## PROBLEMA PROPOSTO 1
No trecho sobre Ilha do Medo, quais qualidades eram apresentadas como sinônimo do mundo da classe média americana dos anos 1950? Liste todas.

- - - - - - -

Ilha do Medo repete a mão pesada dos filmes recentes de Scorsese. Mas aqui não é a montagem de Thelma Schoonmaker a principal responsável pelo mau acabamento de algumas partes: seu trabalho foi preciso desta vez. A fotografia de Robert Richardson, em compensação, tem vários momentos de muito mau gosto, sobretudo nos flash-backs de cor estridente e luz hiper-exposta de Teddy (Leonardo DiCaprio) com sua esposa: para mostrar o estado agonizante de um mundo – o da classe média americana dos anos 1950 – que era vendido como sinônimo de conforto, amenidade, perfeição, Scorsese e Richardson exageraram na dose e saturaram ao máximo os tons pastéis das roupas e dos interiores das casas, sublinhando o apodrecimento que estava por trás da imagem do bem-estar numa estratégia visual um tanto pobre. A trilha sonora também entra rasgando e martela os acordes de suspense nos nossos ouvidos até cansar, mas o efeito dramático obtido é muito mais interessante que o da fotografia.

- - - - - - -

## PROBLEMA PROPOSTO 2
Informe cada linha dos registros que contenha a palavra "Sarı", levando em conta maiúsculas e minúsculas.

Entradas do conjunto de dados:
- - - - - - -

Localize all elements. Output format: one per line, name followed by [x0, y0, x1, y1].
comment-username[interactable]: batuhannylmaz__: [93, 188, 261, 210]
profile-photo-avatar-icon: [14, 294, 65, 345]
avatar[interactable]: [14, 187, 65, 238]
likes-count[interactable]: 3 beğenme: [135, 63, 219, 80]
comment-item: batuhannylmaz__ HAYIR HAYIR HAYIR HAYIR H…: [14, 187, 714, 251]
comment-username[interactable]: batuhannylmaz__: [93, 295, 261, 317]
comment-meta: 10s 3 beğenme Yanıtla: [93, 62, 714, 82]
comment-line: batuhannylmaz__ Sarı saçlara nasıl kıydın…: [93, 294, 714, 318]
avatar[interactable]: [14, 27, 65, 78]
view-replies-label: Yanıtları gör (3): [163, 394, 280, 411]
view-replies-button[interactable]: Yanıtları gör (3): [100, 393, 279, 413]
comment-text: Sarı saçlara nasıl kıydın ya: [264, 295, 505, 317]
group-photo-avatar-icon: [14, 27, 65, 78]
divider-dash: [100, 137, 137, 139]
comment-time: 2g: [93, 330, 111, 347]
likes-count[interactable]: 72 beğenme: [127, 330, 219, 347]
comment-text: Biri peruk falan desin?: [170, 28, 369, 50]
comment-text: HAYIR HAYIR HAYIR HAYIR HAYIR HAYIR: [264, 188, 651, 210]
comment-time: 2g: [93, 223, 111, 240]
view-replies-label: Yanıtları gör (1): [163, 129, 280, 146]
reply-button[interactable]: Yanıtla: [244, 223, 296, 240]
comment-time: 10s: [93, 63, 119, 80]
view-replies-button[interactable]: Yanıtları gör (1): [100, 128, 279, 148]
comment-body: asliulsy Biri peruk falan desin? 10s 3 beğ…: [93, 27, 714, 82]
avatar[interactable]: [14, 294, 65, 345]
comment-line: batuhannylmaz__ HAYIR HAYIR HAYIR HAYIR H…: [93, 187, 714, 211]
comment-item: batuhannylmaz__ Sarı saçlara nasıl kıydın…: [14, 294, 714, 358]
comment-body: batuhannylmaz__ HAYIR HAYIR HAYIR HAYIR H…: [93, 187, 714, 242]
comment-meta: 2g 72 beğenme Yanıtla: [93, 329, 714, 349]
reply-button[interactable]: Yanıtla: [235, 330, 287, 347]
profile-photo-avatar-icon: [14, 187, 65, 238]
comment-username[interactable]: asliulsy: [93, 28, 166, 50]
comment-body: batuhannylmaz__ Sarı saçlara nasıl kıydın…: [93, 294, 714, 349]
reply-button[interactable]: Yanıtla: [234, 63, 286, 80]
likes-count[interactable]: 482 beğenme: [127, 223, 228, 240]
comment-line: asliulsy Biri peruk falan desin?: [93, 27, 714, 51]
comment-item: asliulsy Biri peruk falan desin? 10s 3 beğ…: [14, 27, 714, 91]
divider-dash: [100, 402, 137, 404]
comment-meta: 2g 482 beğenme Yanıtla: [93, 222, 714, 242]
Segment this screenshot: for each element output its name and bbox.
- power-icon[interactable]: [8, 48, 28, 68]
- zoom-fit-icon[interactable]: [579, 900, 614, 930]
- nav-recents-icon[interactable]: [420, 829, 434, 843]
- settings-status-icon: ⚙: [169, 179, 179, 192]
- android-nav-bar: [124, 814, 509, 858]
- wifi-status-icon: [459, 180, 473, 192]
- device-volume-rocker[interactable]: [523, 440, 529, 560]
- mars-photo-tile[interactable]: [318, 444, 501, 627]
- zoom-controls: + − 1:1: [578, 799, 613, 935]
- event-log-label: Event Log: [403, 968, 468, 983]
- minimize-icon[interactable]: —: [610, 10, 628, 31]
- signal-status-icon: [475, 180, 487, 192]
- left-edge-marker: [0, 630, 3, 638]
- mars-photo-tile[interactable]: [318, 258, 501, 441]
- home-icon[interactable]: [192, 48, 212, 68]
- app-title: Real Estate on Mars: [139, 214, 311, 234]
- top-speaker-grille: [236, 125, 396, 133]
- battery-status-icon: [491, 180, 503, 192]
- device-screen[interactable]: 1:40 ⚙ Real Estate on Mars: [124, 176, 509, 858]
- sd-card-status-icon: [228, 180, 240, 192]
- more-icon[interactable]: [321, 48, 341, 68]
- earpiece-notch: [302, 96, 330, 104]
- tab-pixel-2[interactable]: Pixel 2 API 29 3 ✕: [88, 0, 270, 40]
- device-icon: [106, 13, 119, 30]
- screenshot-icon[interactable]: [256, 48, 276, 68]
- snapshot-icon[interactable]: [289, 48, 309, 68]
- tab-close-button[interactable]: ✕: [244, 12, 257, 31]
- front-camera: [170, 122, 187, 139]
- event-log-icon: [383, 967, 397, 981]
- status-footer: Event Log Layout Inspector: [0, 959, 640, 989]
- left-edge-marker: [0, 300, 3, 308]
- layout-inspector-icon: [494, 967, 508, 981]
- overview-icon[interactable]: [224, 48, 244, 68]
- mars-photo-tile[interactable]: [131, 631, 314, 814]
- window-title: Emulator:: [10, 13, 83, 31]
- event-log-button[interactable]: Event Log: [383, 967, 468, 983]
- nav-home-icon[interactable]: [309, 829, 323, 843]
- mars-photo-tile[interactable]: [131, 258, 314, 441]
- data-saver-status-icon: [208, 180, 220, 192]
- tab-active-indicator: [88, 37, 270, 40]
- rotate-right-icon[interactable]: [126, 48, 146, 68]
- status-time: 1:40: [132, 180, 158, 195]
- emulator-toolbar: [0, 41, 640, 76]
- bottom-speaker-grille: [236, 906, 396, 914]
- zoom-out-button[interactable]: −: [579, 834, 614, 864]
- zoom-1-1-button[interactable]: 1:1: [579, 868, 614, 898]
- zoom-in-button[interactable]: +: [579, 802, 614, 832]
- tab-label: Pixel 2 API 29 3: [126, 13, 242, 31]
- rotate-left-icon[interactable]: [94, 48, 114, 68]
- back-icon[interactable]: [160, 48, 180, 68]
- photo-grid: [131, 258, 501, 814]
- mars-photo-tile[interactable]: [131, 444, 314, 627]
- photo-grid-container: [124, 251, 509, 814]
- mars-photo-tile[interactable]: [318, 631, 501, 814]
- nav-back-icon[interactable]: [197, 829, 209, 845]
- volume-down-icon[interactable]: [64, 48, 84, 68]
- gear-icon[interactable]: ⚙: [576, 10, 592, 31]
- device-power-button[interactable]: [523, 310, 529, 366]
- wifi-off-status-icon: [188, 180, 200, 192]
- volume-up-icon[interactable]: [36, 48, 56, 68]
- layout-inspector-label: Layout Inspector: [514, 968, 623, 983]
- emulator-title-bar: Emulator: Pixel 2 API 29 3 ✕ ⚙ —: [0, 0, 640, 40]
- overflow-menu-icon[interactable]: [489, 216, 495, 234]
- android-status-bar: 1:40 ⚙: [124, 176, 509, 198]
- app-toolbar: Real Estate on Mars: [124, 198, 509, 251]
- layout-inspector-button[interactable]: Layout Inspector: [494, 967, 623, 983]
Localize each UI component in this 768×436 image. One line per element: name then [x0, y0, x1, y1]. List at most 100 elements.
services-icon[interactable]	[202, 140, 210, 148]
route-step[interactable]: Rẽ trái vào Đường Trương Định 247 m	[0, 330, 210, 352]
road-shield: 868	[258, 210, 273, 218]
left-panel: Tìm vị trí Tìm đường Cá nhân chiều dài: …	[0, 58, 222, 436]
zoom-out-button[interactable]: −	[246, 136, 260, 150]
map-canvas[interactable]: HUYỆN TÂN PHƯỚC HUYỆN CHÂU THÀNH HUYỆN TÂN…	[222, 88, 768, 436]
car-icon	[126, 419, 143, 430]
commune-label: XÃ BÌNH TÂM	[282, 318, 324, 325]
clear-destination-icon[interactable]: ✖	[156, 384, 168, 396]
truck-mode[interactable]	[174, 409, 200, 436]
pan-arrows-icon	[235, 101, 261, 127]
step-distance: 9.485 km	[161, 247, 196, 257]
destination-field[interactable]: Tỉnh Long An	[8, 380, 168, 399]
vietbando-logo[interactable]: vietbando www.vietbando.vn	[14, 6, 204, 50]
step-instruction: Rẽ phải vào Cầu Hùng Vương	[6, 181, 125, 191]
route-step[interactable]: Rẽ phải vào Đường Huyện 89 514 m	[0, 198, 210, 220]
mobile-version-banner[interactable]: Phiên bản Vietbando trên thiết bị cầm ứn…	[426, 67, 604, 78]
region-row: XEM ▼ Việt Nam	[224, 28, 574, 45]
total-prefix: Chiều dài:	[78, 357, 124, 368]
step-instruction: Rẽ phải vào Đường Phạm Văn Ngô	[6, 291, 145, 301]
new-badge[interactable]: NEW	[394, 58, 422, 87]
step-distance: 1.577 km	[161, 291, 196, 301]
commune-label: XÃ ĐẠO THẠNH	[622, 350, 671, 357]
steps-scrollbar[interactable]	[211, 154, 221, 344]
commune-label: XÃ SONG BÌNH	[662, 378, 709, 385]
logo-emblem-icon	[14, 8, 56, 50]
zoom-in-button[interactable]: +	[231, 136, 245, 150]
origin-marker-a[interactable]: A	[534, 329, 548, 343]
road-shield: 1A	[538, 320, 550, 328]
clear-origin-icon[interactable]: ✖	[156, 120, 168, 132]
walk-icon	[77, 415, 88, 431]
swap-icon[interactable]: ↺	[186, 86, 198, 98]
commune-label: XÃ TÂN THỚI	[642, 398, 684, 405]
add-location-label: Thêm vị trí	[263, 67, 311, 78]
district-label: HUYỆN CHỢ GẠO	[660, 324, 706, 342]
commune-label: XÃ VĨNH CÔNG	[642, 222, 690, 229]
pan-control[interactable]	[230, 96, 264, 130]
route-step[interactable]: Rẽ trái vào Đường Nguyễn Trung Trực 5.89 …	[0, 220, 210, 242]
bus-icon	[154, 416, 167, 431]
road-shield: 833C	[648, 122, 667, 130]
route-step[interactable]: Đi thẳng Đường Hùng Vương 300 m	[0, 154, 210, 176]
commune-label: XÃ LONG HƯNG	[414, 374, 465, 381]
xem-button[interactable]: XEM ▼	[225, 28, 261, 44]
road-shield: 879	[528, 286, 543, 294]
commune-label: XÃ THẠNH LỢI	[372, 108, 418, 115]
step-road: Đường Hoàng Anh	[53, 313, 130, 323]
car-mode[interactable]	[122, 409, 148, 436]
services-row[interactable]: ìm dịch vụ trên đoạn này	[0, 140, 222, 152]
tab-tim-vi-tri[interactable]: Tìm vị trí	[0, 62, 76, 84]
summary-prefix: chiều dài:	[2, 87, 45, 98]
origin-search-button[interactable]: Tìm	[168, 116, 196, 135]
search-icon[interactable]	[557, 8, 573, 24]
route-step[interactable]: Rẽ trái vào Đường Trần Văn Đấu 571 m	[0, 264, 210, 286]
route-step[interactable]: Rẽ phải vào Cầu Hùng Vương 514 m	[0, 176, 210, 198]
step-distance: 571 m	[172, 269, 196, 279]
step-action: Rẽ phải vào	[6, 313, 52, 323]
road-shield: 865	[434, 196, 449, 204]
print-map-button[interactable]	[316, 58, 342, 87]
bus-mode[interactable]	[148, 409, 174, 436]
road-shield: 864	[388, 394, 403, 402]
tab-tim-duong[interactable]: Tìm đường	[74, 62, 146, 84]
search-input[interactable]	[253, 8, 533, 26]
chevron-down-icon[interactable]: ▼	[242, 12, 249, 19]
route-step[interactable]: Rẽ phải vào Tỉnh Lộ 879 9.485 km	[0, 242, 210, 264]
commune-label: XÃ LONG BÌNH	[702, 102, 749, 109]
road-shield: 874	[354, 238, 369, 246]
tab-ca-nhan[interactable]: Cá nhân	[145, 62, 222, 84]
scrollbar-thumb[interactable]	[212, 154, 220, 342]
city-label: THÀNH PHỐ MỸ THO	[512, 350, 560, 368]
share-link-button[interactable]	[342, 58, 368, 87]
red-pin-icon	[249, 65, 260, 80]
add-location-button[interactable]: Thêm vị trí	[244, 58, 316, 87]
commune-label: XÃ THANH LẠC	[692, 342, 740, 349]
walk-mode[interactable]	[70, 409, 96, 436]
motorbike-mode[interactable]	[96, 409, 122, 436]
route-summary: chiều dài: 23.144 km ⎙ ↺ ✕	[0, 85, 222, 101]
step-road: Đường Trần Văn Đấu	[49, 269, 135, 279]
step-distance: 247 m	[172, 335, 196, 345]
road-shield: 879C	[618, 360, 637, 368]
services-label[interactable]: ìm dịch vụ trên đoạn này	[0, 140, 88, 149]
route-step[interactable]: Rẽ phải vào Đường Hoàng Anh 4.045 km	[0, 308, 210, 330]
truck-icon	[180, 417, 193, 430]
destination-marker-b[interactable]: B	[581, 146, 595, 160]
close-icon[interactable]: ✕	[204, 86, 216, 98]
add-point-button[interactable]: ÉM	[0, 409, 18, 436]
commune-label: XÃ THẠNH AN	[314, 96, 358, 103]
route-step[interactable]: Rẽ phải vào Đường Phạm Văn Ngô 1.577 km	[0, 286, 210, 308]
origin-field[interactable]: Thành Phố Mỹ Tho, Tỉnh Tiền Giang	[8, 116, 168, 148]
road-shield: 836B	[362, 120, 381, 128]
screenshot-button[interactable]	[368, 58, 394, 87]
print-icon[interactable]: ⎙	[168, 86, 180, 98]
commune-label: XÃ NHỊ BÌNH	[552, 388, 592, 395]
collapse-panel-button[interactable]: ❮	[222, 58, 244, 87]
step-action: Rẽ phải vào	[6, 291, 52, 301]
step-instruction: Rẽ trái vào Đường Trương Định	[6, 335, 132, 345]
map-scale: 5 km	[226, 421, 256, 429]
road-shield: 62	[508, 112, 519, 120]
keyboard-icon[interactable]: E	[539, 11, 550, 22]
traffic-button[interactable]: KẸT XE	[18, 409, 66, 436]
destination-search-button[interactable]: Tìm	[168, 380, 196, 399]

- - - - - - -

## RESPOSTA FINAL 1
conforto, amenidade, perfeição

## RESPOSTA FINAL 2
comment-line: batuhannylmaz__ Sarı saçlara nasıl kıydın…: [93, 294, 714, 318]
comment-text: Sarı saçlara nasıl kıydın ya: [264, 295, 505, 317]
comment-item: batuhannylmaz__ Sarı saçlara nasıl kıydın…: [14, 294, 714, 358]
comment-body: batuhannylmaz__ Sarı saçlara nasıl kıydın…: [93, 294, 714, 349]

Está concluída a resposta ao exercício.